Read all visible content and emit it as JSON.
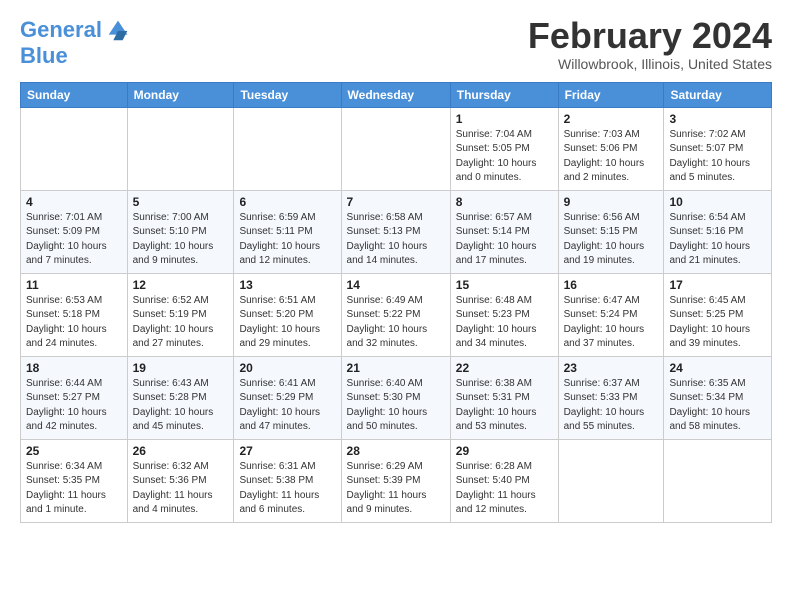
{
  "header": {
    "logo_line1": "General",
    "logo_line2": "Blue",
    "month": "February 2024",
    "location": "Willowbrook, Illinois, United States"
  },
  "weekdays": [
    "Sunday",
    "Monday",
    "Tuesday",
    "Wednesday",
    "Thursday",
    "Friday",
    "Saturday"
  ],
  "weeks": [
    [
      {
        "day": "",
        "info": ""
      },
      {
        "day": "",
        "info": ""
      },
      {
        "day": "",
        "info": ""
      },
      {
        "day": "",
        "info": ""
      },
      {
        "day": "1",
        "info": "Sunrise: 7:04 AM\nSunset: 5:05 PM\nDaylight: 10 hours\nand 0 minutes."
      },
      {
        "day": "2",
        "info": "Sunrise: 7:03 AM\nSunset: 5:06 PM\nDaylight: 10 hours\nand 2 minutes."
      },
      {
        "day": "3",
        "info": "Sunrise: 7:02 AM\nSunset: 5:07 PM\nDaylight: 10 hours\nand 5 minutes."
      }
    ],
    [
      {
        "day": "4",
        "info": "Sunrise: 7:01 AM\nSunset: 5:09 PM\nDaylight: 10 hours\nand 7 minutes."
      },
      {
        "day": "5",
        "info": "Sunrise: 7:00 AM\nSunset: 5:10 PM\nDaylight: 10 hours\nand 9 minutes."
      },
      {
        "day": "6",
        "info": "Sunrise: 6:59 AM\nSunset: 5:11 PM\nDaylight: 10 hours\nand 12 minutes."
      },
      {
        "day": "7",
        "info": "Sunrise: 6:58 AM\nSunset: 5:13 PM\nDaylight: 10 hours\nand 14 minutes."
      },
      {
        "day": "8",
        "info": "Sunrise: 6:57 AM\nSunset: 5:14 PM\nDaylight: 10 hours\nand 17 minutes."
      },
      {
        "day": "9",
        "info": "Sunrise: 6:56 AM\nSunset: 5:15 PM\nDaylight: 10 hours\nand 19 minutes."
      },
      {
        "day": "10",
        "info": "Sunrise: 6:54 AM\nSunset: 5:16 PM\nDaylight: 10 hours\nand 21 minutes."
      }
    ],
    [
      {
        "day": "11",
        "info": "Sunrise: 6:53 AM\nSunset: 5:18 PM\nDaylight: 10 hours\nand 24 minutes."
      },
      {
        "day": "12",
        "info": "Sunrise: 6:52 AM\nSunset: 5:19 PM\nDaylight: 10 hours\nand 27 minutes."
      },
      {
        "day": "13",
        "info": "Sunrise: 6:51 AM\nSunset: 5:20 PM\nDaylight: 10 hours\nand 29 minutes."
      },
      {
        "day": "14",
        "info": "Sunrise: 6:49 AM\nSunset: 5:22 PM\nDaylight: 10 hours\nand 32 minutes."
      },
      {
        "day": "15",
        "info": "Sunrise: 6:48 AM\nSunset: 5:23 PM\nDaylight: 10 hours\nand 34 minutes."
      },
      {
        "day": "16",
        "info": "Sunrise: 6:47 AM\nSunset: 5:24 PM\nDaylight: 10 hours\nand 37 minutes."
      },
      {
        "day": "17",
        "info": "Sunrise: 6:45 AM\nSunset: 5:25 PM\nDaylight: 10 hours\nand 39 minutes."
      }
    ],
    [
      {
        "day": "18",
        "info": "Sunrise: 6:44 AM\nSunset: 5:27 PM\nDaylight: 10 hours\nand 42 minutes."
      },
      {
        "day": "19",
        "info": "Sunrise: 6:43 AM\nSunset: 5:28 PM\nDaylight: 10 hours\nand 45 minutes."
      },
      {
        "day": "20",
        "info": "Sunrise: 6:41 AM\nSunset: 5:29 PM\nDaylight: 10 hours\nand 47 minutes."
      },
      {
        "day": "21",
        "info": "Sunrise: 6:40 AM\nSunset: 5:30 PM\nDaylight: 10 hours\nand 50 minutes."
      },
      {
        "day": "22",
        "info": "Sunrise: 6:38 AM\nSunset: 5:31 PM\nDaylight: 10 hours\nand 53 minutes."
      },
      {
        "day": "23",
        "info": "Sunrise: 6:37 AM\nSunset: 5:33 PM\nDaylight: 10 hours\nand 55 minutes."
      },
      {
        "day": "24",
        "info": "Sunrise: 6:35 AM\nSunset: 5:34 PM\nDaylight: 10 hours\nand 58 minutes."
      }
    ],
    [
      {
        "day": "25",
        "info": "Sunrise: 6:34 AM\nSunset: 5:35 PM\nDaylight: 11 hours\nand 1 minute."
      },
      {
        "day": "26",
        "info": "Sunrise: 6:32 AM\nSunset: 5:36 PM\nDaylight: 11 hours\nand 4 minutes."
      },
      {
        "day": "27",
        "info": "Sunrise: 6:31 AM\nSunset: 5:38 PM\nDaylight: 11 hours\nand 6 minutes."
      },
      {
        "day": "28",
        "info": "Sunrise: 6:29 AM\nSunset: 5:39 PM\nDaylight: 11 hours\nand 9 minutes."
      },
      {
        "day": "29",
        "info": "Sunrise: 6:28 AM\nSunset: 5:40 PM\nDaylight: 11 hours\nand 12 minutes."
      },
      {
        "day": "",
        "info": ""
      },
      {
        "day": "",
        "info": ""
      }
    ]
  ]
}
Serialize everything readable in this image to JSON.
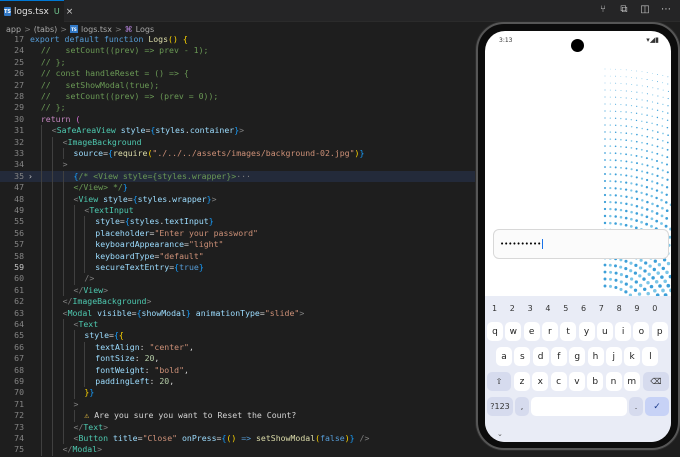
{
  "editor": {
    "tab_filename": "logs.tsx",
    "tab_status": "U",
    "tab_close": "×",
    "ts_icon_text": "TS",
    "top_icons": [
      "branch-icon",
      "split-editor-icon",
      "more-icon"
    ],
    "breadcrumb": [
      "app",
      "(tabs)",
      "logs.tsx",
      "Logs"
    ],
    "breadcrumb_sep": ">",
    "breadcrumb_fn_icon": "⌘"
  },
  "code_lines": [
    {
      "n": "17",
      "indent": 0,
      "seg": [
        [
          "kw",
          "export "
        ],
        [
          "kw",
          "default "
        ],
        [
          "kw",
          "function "
        ],
        [
          "fn",
          "Logs"
        ],
        [
          "br",
          "()"
        ],
        [
          "",
          " "
        ],
        [
          "br",
          "{"
        ]
      ]
    },
    {
      "n": "24",
      "indent": 1,
      "seg": [
        [
          "cm",
          "//   setCount((prev) => prev - 1);"
        ]
      ]
    },
    {
      "n": "25",
      "indent": 1,
      "seg": [
        [
          "cm",
          "// };"
        ]
      ]
    },
    {
      "n": "26",
      "indent": 1,
      "seg": [
        [
          "cm",
          "// const handleReset = () => {"
        ]
      ]
    },
    {
      "n": "27",
      "indent": 1,
      "seg": [
        [
          "cm",
          "//   setShowModal(true);"
        ]
      ]
    },
    {
      "n": "28",
      "indent": 1,
      "seg": [
        [
          "cm",
          "//   setCount((prev) => (prev = 0));"
        ]
      ]
    },
    {
      "n": "29",
      "indent": 1,
      "seg": [
        [
          "cm",
          "// };"
        ]
      ]
    },
    {
      "n": "30",
      "indent": 1,
      "seg": [
        [
          "k2",
          "return "
        ],
        [
          "br2",
          "("
        ]
      ]
    },
    {
      "n": "31",
      "indent": 2,
      "seg": [
        [
          "pun",
          "<"
        ],
        [
          "tag",
          "SafeAreaView "
        ],
        [
          "att",
          "style"
        ],
        [
          "",
          "="
        ],
        [
          "br3",
          "{"
        ],
        [
          "att",
          "styles"
        ],
        [
          "",
          "."
        ],
        [
          "att",
          "container"
        ],
        [
          "br3",
          "}"
        ],
        [
          "pun",
          ">"
        ]
      ]
    },
    {
      "n": "32",
      "indent": 3,
      "seg": [
        [
          "pun",
          "<"
        ],
        [
          "tag",
          "ImageBackground"
        ]
      ]
    },
    {
      "n": "33",
      "indent": 4,
      "seg": [
        [
          "att",
          "source"
        ],
        [
          "",
          "="
        ],
        [
          "br3",
          "{"
        ],
        [
          "fn",
          "require"
        ],
        [
          "br",
          "("
        ],
        [
          "str",
          "\"./../../assets/images/background-02.jpg\""
        ],
        [
          "br",
          ")"
        ],
        [
          "br3",
          "}"
        ]
      ]
    },
    {
      "n": "34",
      "indent": 3,
      "seg": [
        [
          "pun",
          ">"
        ]
      ]
    },
    {
      "n": "35",
      "indent": 4,
      "fold": true,
      "hl": true,
      "seg": [
        [
          "br3",
          "{"
        ],
        [
          "cm",
          "/* <View style={styles.wrapper}>"
        ],
        [
          "pun",
          "···"
        ]
      ]
    },
    {
      "n": "47",
      "indent": 4,
      "seg": [
        [
          "cm",
          "</View> */"
        ],
        [
          "br3",
          "}"
        ]
      ]
    },
    {
      "n": "48",
      "indent": 4,
      "seg": [
        [
          "pun",
          "<"
        ],
        [
          "tag",
          "View "
        ],
        [
          "att",
          "style"
        ],
        [
          "",
          "="
        ],
        [
          "br3",
          "{"
        ],
        [
          "att",
          "styles"
        ],
        [
          "",
          "."
        ],
        [
          "att",
          "wrapper"
        ],
        [
          "br3",
          "}"
        ],
        [
          "pun",
          ">"
        ]
      ]
    },
    {
      "n": "49",
      "indent": 5,
      "seg": [
        [
          "pun",
          "<"
        ],
        [
          "tag",
          "TextInput"
        ]
      ]
    },
    {
      "n": "55",
      "indent": 6,
      "seg": [
        [
          "att",
          "style"
        ],
        [
          "",
          "="
        ],
        [
          "br3",
          "{"
        ],
        [
          "att",
          "styles"
        ],
        [
          "",
          "."
        ],
        [
          "att",
          "textInput"
        ],
        [
          "br3",
          "}"
        ]
      ]
    },
    {
      "n": "56",
      "indent": 6,
      "seg": [
        [
          "att",
          "placeholder"
        ],
        [
          "",
          "="
        ],
        [
          "str",
          "\"Enter your password\""
        ]
      ]
    },
    {
      "n": "57",
      "indent": 6,
      "seg": [
        [
          "att",
          "keyboardAppearance"
        ],
        [
          "",
          "="
        ],
        [
          "str",
          "\"light\""
        ]
      ]
    },
    {
      "n": "58",
      "indent": 6,
      "seg": [
        [
          "att",
          "keyboardType"
        ],
        [
          "",
          "="
        ],
        [
          "str",
          "\"default\""
        ]
      ]
    },
    {
      "n": "59",
      "indent": 6,
      "cur": true,
      "seg": [
        [
          "att",
          "secureTextEntry"
        ],
        [
          "",
          "="
        ],
        [
          "br3",
          "{"
        ],
        [
          "kw",
          "true"
        ],
        [
          "br3",
          "}"
        ]
      ]
    },
    {
      "n": "60",
      "indent": 5,
      "seg": [
        [
          "pun",
          "/>"
        ]
      ]
    },
    {
      "n": "61",
      "indent": 4,
      "seg": [
        [
          "pun",
          "</"
        ],
        [
          "tag",
          "View"
        ],
        [
          "pun",
          ">"
        ]
      ]
    },
    {
      "n": "62",
      "indent": 3,
      "seg": [
        [
          "pun",
          "</"
        ],
        [
          "tag",
          "ImageBackground"
        ],
        [
          "pun",
          ">"
        ]
      ]
    },
    {
      "n": "63",
      "indent": 3,
      "seg": [
        [
          "pun",
          "<"
        ],
        [
          "tag",
          "Modal "
        ],
        [
          "att",
          "visible"
        ],
        [
          "",
          "="
        ],
        [
          "br3",
          "{"
        ],
        [
          "att",
          "showModal"
        ],
        [
          "br3",
          "}"
        ],
        [
          "",
          " "
        ],
        [
          "att",
          "animationType"
        ],
        [
          "",
          "="
        ],
        [
          "str",
          "\"slide\""
        ],
        [
          "pun",
          ">"
        ]
      ]
    },
    {
      "n": "64",
      "indent": 4,
      "seg": [
        [
          "pun",
          "<"
        ],
        [
          "tag",
          "Text"
        ]
      ]
    },
    {
      "n": "65",
      "indent": 5,
      "seg": [
        [
          "att",
          "style"
        ],
        [
          "",
          "="
        ],
        [
          "br3",
          "{"
        ],
        [
          "br",
          "{"
        ]
      ]
    },
    {
      "n": "66",
      "indent": 6,
      "seg": [
        [
          "att",
          "textAlign"
        ],
        [
          "",
          ": "
        ],
        [
          "str",
          "\"center\""
        ],
        [
          "",
          ","
        ]
      ]
    },
    {
      "n": "67",
      "indent": 6,
      "seg": [
        [
          "att",
          "fontSize"
        ],
        [
          "",
          ": "
        ],
        [
          "num",
          "20"
        ],
        [
          "",
          ","
        ]
      ]
    },
    {
      "n": "68",
      "indent": 6,
      "seg": [
        [
          "att",
          "fontWeight"
        ],
        [
          "",
          ": "
        ],
        [
          "str",
          "\"bold\""
        ],
        [
          "",
          ","
        ]
      ]
    },
    {
      "n": "69",
      "indent": 6,
      "seg": [
        [
          "att",
          "paddingLeft"
        ],
        [
          "",
          ": "
        ],
        [
          "num",
          "20"
        ],
        [
          "",
          ","
        ]
      ]
    },
    {
      "n": "70",
      "indent": 5,
      "seg": [
        [
          "br",
          "}"
        ],
        [
          "br3",
          "}"
        ]
      ]
    },
    {
      "n": "71",
      "indent": 4,
      "seg": [
        [
          "pun",
          ">"
        ]
      ]
    },
    {
      "n": "72",
      "indent": 5,
      "seg": [
        [
          "warn",
          "⚠ "
        ],
        [
          "",
          "Are you sure you want to Reset the Count?"
        ]
      ]
    },
    {
      "n": "73",
      "indent": 4,
      "seg": [
        [
          "pun",
          "</"
        ],
        [
          "tag",
          "Text"
        ],
        [
          "pun",
          ">"
        ]
      ]
    },
    {
      "n": "74",
      "indent": 4,
      "seg": [
        [
          "pun",
          "<"
        ],
        [
          "tag",
          "Button "
        ],
        [
          "att",
          "title"
        ],
        [
          "",
          "="
        ],
        [
          "str",
          "\"Close\" "
        ],
        [
          "att",
          "onPress"
        ],
        [
          "",
          "="
        ],
        [
          "br3",
          "{"
        ],
        [
          "br",
          "()"
        ],
        [
          "",
          " "
        ],
        [
          "kw",
          "=> "
        ],
        [
          "fn",
          "setShowModal"
        ],
        [
          "br",
          "("
        ],
        [
          "kw",
          "false"
        ],
        [
          "br",
          ")"
        ],
        [
          "br3",
          "}"
        ],
        [
          "",
          " "
        ],
        [
          "pun",
          "/>"
        ]
      ]
    },
    {
      "n": "75",
      "indent": 3,
      "seg": [
        [
          "pun",
          "</"
        ],
        [
          "tag",
          "Modal"
        ],
        [
          "pun",
          ">"
        ]
      ]
    }
  ],
  "phone": {
    "time": "3:13",
    "status_icons": "▾◢▮",
    "password_value": "••••••••••",
    "keyboard": {
      "numbers": [
        "1",
        "2",
        "3",
        "4",
        "5",
        "6",
        "7",
        "8",
        "9",
        "0"
      ],
      "row1": [
        "q",
        "w",
        "e",
        "r",
        "t",
        "y",
        "u",
        "i",
        "o",
        "p"
      ],
      "row2": [
        "a",
        "s",
        "d",
        "f",
        "g",
        "h",
        "j",
        "k",
        "l"
      ],
      "row3": [
        "z",
        "x",
        "c",
        "v",
        "b",
        "n",
        "m"
      ],
      "shift": "⇧",
      "backspace": "⌫",
      "symbols": "?123",
      "comma": ",",
      "period": ".",
      "enter": "✓",
      "hide": "⌄"
    }
  }
}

## EXERCISE REQUIREMENTS
Pull out all lines from the entries above in which the word "JSON" appears.

## RESULT OF THE TASK
Read all visible content and emit it as JSON.
Serialize everything readable in this image to JSON.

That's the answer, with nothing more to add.